DESCRIPTION OF THE TASK: Express the items from the line containing "next-page-button[interactable]: ▶ bbox=[66, 82, 73, 92]" through the line containing "position-cell: 6 bbox=[693, 485, 735, 510]" as a JSON list of strings, with one string per line and blank lines omitted.

DATASET EXCERPTS:
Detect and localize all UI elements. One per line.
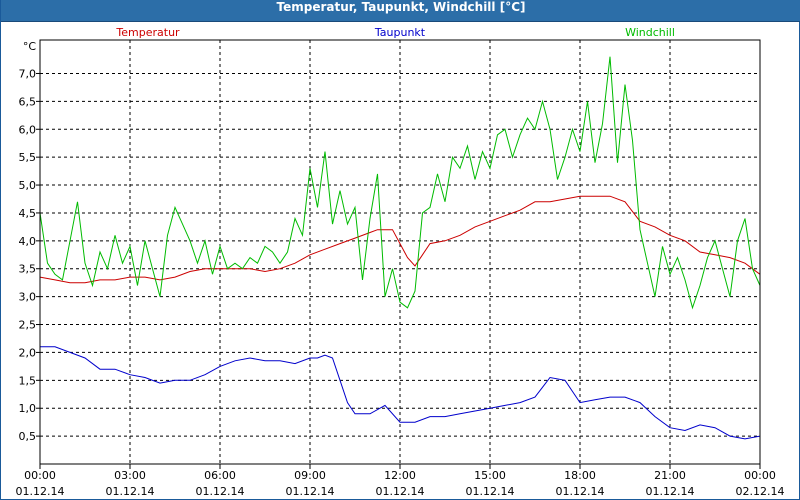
y-tick-label: 3,0	[19, 291, 37, 304]
y-tick-label: 2,0	[19, 346, 37, 359]
chart-title: Temperatur, Taupunkt, Windchill [°C]	[276, 0, 526, 14]
x-tick-time-label: 09:00	[294, 469, 326, 482]
plot-border	[39, 39, 761, 465]
series-line-windchill	[39, 56, 761, 310]
x-tick-date-label: 01.12.14	[646, 485, 695, 498]
y-tick-label: 5,0	[19, 179, 37, 192]
y-tick-label: 4,5	[19, 207, 37, 220]
x-tick-time-label: 15:00	[474, 469, 506, 482]
series-line-temperatur	[39, 195, 761, 284]
legend-entry-taupunkt: Taupunkt	[374, 26, 426, 39]
y-tick-label: 0,5	[19, 430, 37, 443]
x-tick-time-label: 00:00	[24, 469, 56, 482]
y-tick-label: 1,0	[19, 402, 37, 415]
x-tick-date-label: 01.12.14	[556, 485, 605, 498]
x-tick-date-label: 01.12.14	[466, 485, 515, 498]
x-tick-date-label: 01.12.14	[106, 485, 155, 498]
x-tick-time-label: 12:00	[384, 469, 416, 482]
y-tick-label: 7,0	[19, 67, 37, 80]
y-tick-label: 1,5	[19, 374, 37, 387]
title-bar: Temperatur, Taupunkt, Windchill [°C]	[1, 0, 800, 22]
label-layer: 0,5 1,0 1,5 2,0 2,5 3,0 3,5 4,0 4,5 5,0 5,5 6,0 6,5 7…	[16, 26, 785, 498]
x-tick-time-label: 18:00	[564, 469, 596, 482]
x-tick-date-label: 02.12.14	[736, 485, 785, 498]
x-tick-date-label: 01.12.14	[196, 485, 245, 498]
y-tick-label: 4,0	[19, 235, 37, 248]
x-tick-time-label: 06:00	[204, 469, 236, 482]
y-axis-unit-label: °C	[23, 40, 37, 53]
x-tick-time-label: 00:00	[744, 469, 776, 482]
x-tick-time-label: 21:00	[654, 469, 686, 482]
grid-layer	[36, 40, 761, 469]
x-tick-date-label: 01.12.14	[286, 485, 335, 498]
series-line-taupunkt	[40, 346, 761, 440]
legend-entry-windchill: Windchill	[625, 26, 675, 39]
y-tick-label: 5,5	[19, 151, 37, 164]
x-tick-date-label: 01.12.14	[376, 485, 425, 498]
y-tick-label: 3,5	[19, 263, 37, 276]
legend-entry-temperatur: Temperatur	[115, 26, 180, 39]
x-tick-time-label: 03:00	[114, 469, 146, 482]
y-tick-label: 2,5	[19, 319, 37, 332]
y-tick-label: 6,5	[19, 95, 37, 108]
series-layer	[39, 56, 761, 440]
x-tick-date-label: 01.12.14	[16, 485, 65, 498]
y-tick-label: 6,0	[19, 123, 37, 136]
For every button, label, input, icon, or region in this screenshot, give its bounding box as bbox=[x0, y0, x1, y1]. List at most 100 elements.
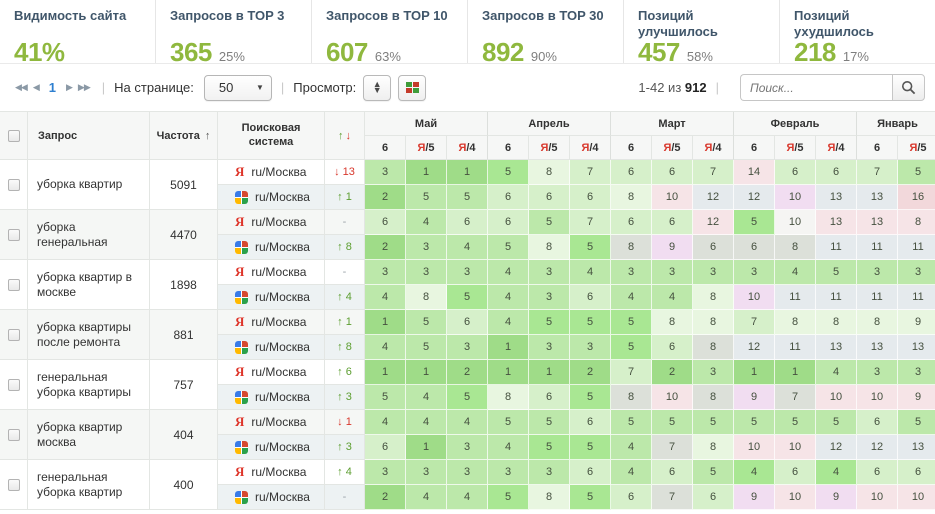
next-page-button[interactable]: ▶ bbox=[66, 82, 73, 92]
kpi-sub: 90% bbox=[530, 49, 557, 64]
query-column-header[interactable]: Запрос bbox=[28, 112, 150, 160]
date-header[interactable]: Я/4 bbox=[447, 136, 488, 160]
date-header[interactable]: Я/5 bbox=[775, 136, 817, 160]
kpi-label: Запросов в TOP 30 bbox=[482, 8, 604, 23]
position-cell: 11 bbox=[857, 285, 899, 310]
position-cell: 4 bbox=[570, 260, 612, 285]
row-checkbox[interactable] bbox=[7, 279, 20, 292]
position-cell: 4 bbox=[488, 310, 529, 335]
row-checkbox[interactable] bbox=[7, 179, 20, 192]
position-cell: 6 bbox=[693, 485, 735, 510]
month-header: Апрель bbox=[488, 112, 612, 136]
position-cell: 10 bbox=[857, 385, 899, 410]
position-cell: 5 bbox=[570, 485, 612, 510]
engine-region: ru/Москва bbox=[251, 315, 307, 329]
position-cell: 8 bbox=[816, 310, 858, 335]
search-button[interactable] bbox=[892, 74, 925, 101]
engine-row: ru/Москва ↑ 8 4 5 3 1 3 3 5 6 8 12 11 13 13 13 bbox=[0, 335, 935, 360]
position-cell: 16 bbox=[898, 185, 935, 210]
select-all-checkbox[interactable] bbox=[7, 129, 20, 142]
frequency-column-header[interactable]: Частота ↑ bbox=[150, 112, 218, 160]
position-cell: 3 bbox=[693, 360, 735, 385]
position-cell: 9 bbox=[898, 385, 935, 410]
date-header[interactable]: 6 bbox=[365, 136, 406, 160]
position-cell: 3 bbox=[365, 260, 406, 285]
position-cell: 1 bbox=[365, 360, 406, 385]
row-checkbox[interactable] bbox=[7, 429, 20, 442]
position-cell: 8 bbox=[857, 310, 899, 335]
query-cell: генеральная уборка квартир bbox=[28, 460, 150, 510]
prev-page-button[interactable]: ◀ bbox=[32, 82, 40, 92]
kpi-top30[interactable]: Запросов в TOP 30 892 90% bbox=[468, 0, 624, 65]
yandex-letter-icon: Я bbox=[540, 141, 549, 154]
position-cell: 8 bbox=[611, 235, 653, 260]
position-cell: 5 bbox=[652, 410, 694, 435]
position-cell: 4 bbox=[406, 410, 447, 435]
date-header[interactable]: Я/5 bbox=[898, 136, 935, 160]
search-input[interactable] bbox=[740, 74, 892, 101]
position-cell: 10 bbox=[816, 385, 858, 410]
date-header[interactable]: 6 bbox=[611, 136, 653, 160]
position-cell: 5 bbox=[611, 410, 653, 435]
per-page-select[interactable]: 50 ▼ bbox=[203, 74, 272, 101]
engine-cell: ru/Москва bbox=[218, 335, 325, 360]
position-cell: 5 bbox=[570, 435, 612, 460]
expand-rows-button[interactable]: ▲ ▼ bbox=[363, 74, 392, 101]
engine-region: ru/Москва bbox=[255, 490, 310, 504]
position-cell: 7 bbox=[570, 160, 612, 185]
kpi-visibility[interactable]: Видимость сайта 41% bbox=[0, 0, 156, 65]
position-cell: 4 bbox=[406, 385, 447, 410]
query-cell: уборка квартир москва bbox=[28, 410, 150, 460]
kpi-sub: 17% bbox=[842, 49, 869, 64]
first-page-button[interactable]: ◀◀ bbox=[15, 82, 28, 92]
date-header[interactable]: Я/5 bbox=[406, 136, 447, 160]
date-header[interactable]: 6 bbox=[488, 136, 529, 160]
date-header[interactable]: Я/4 bbox=[816, 136, 858, 160]
position-cell: 13 bbox=[816, 185, 858, 210]
position-cell: 5 bbox=[529, 210, 570, 235]
position-cell: 5 bbox=[488, 410, 529, 435]
kpi-declined[interactable]: Позиций ухудшилось 218 17% bbox=[780, 0, 935, 65]
date-header[interactable]: 6 bbox=[734, 136, 776, 160]
position-cell: 4 bbox=[406, 485, 447, 510]
color-view-button[interactable] bbox=[398, 74, 427, 101]
yandex-icon: Я bbox=[235, 464, 245, 479]
row-checkbox[interactable] bbox=[7, 229, 20, 242]
row-checkbox[interactable] bbox=[7, 379, 20, 392]
date-header[interactable]: 6 bbox=[857, 136, 899, 160]
date-header[interactable]: Я/5 bbox=[529, 136, 570, 160]
date-header[interactable]: Я/4 bbox=[570, 136, 612, 160]
row-checkbox[interactable] bbox=[7, 479, 20, 492]
date-header[interactable]: Я/5 bbox=[652, 136, 694, 160]
position-cell: 3 bbox=[406, 235, 447, 260]
change-cell: - bbox=[325, 210, 365, 235]
position-cell: 8 bbox=[529, 160, 570, 185]
current-page[interactable]: 1 bbox=[48, 80, 56, 95]
google-icon bbox=[235, 440, 248, 454]
kpi-top10[interactable]: Запросов в TOP 10 607 63% bbox=[312, 0, 468, 65]
position-cell: 6 bbox=[775, 160, 817, 185]
kpi-top3[interactable]: Запросов в TOP 3 365 25% bbox=[156, 0, 312, 65]
change-cell: ↑ 4 bbox=[325, 460, 365, 485]
last-page-button[interactable]: ▶▶ bbox=[77, 82, 91, 92]
change-cell: ↑ 1 bbox=[325, 185, 365, 210]
yandex-letter-icon: Я bbox=[417, 141, 426, 154]
change-cell: ↑ 4 bbox=[325, 285, 365, 310]
kpi-improved[interactable]: Позиций улучшилось 457 58% bbox=[624, 0, 780, 65]
position-cell: 1 bbox=[406, 360, 447, 385]
position-cell: 12 bbox=[816, 435, 858, 460]
engine-region: ru/Москва bbox=[251, 415, 307, 429]
position-cell: 11 bbox=[816, 235, 858, 260]
date-header[interactable]: Я/4 bbox=[693, 136, 735, 160]
position-cell: 1 bbox=[406, 160, 447, 185]
position-cell: 7 bbox=[857, 160, 899, 185]
google-icon bbox=[235, 290, 248, 304]
engine-cell: ru/Москва bbox=[218, 485, 325, 510]
row-checkbox[interactable] bbox=[7, 329, 20, 342]
search-box bbox=[740, 74, 925, 101]
position-cell: 4 bbox=[447, 410, 488, 435]
position-cell: 13 bbox=[898, 335, 935, 360]
change-column-header[interactable]: ↑ ↓ bbox=[325, 112, 365, 160]
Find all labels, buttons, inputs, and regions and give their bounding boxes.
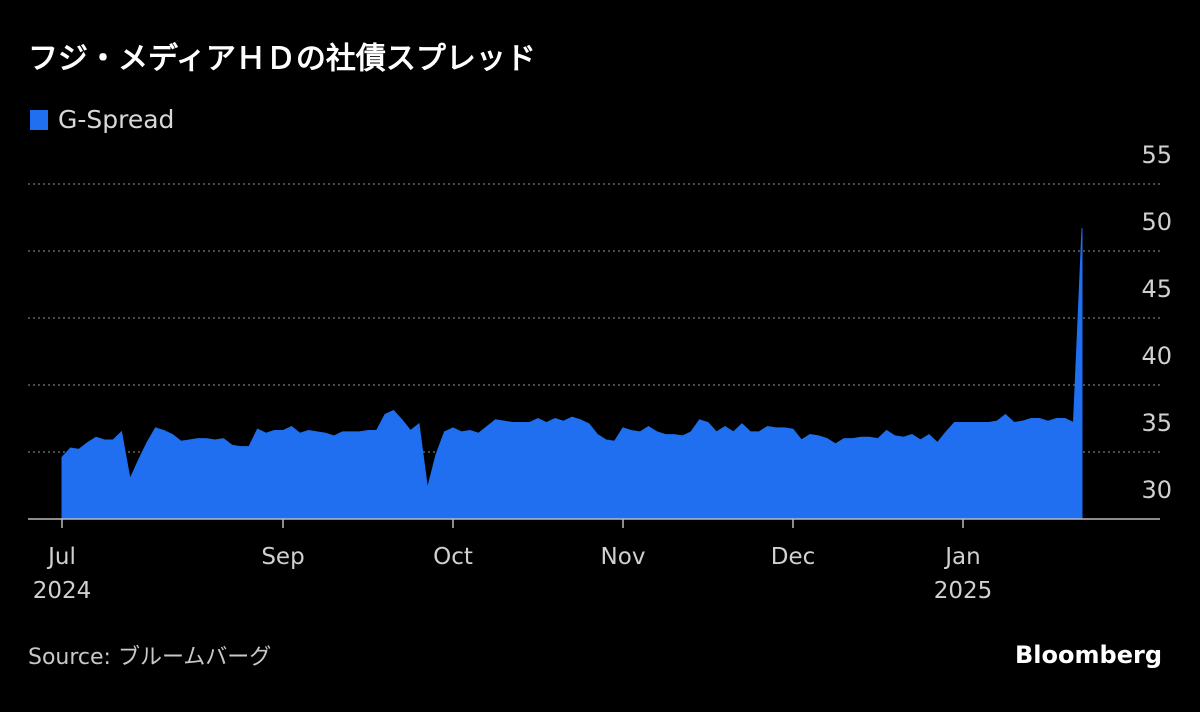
source: Source: ブルームバーグ — [28, 645, 271, 670]
x-tick-label: Dec — [770, 544, 816, 570]
y-tick-label: 55 — [1141, 141, 1172, 169]
x-tick-label: Jul 2024 — [32, 544, 92, 604]
x-tick-label: Nov — [600, 544, 646, 570]
y-tick-label: 35 — [1141, 409, 1172, 437]
y-tick-label: 30 — [1141, 476, 1172, 504]
y-tick-label: 45 — [1141, 275, 1172, 303]
credit: Bloomberg — [1015, 641, 1162, 669]
y-tick-label: 50 — [1141, 208, 1172, 236]
x-tick-label: Sep — [261, 544, 305, 570]
legend-label: G-Spread — [58, 105, 174, 134]
y-tick-label: 40 — [1141, 342, 1172, 370]
area — [61, 228, 1083, 520]
legend-swatch — [30, 110, 48, 130]
x-tick-label: Jan 2025 — [933, 544, 993, 604]
chart-title: フジ・メディアＨＤの社債スプレッド — [28, 42, 536, 77]
x-tick-label: Oct — [433, 544, 473, 570]
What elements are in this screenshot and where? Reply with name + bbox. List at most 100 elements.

WRITTEN RESPONSE:
[
  "next-page-button[interactable]: ▶ bbox=[66, 82, 73, 92]",
  "kpi-sub: 90% bbox=[530, 49, 557, 64]",
  "query-column-header[interactable]: Запрос bbox=[28, 112, 150, 160]",
  "date-header[interactable]: Я/4 bbox=[447, 136, 488, 160]",
  "date-header[interactable]: Я/5 bbox=[775, 136, 817, 160]",
  "kpi-label: Запросов в TOP 30 bbox=[482, 8, 604, 23]",
  "position-cell: 11 bbox=[857, 285, 899, 310]",
  "position-cell: 4 bbox=[570, 260, 612, 285]",
  "row-checkbox[interactable] bbox=[7, 279, 20, 292]",
  "position-cell: 4 bbox=[488, 310, 529, 335]",
  "row-checkbox[interactable] bbox=[7, 179, 20, 192]",
  "position-cell: 6 bbox=[693, 485, 735, 510]"
]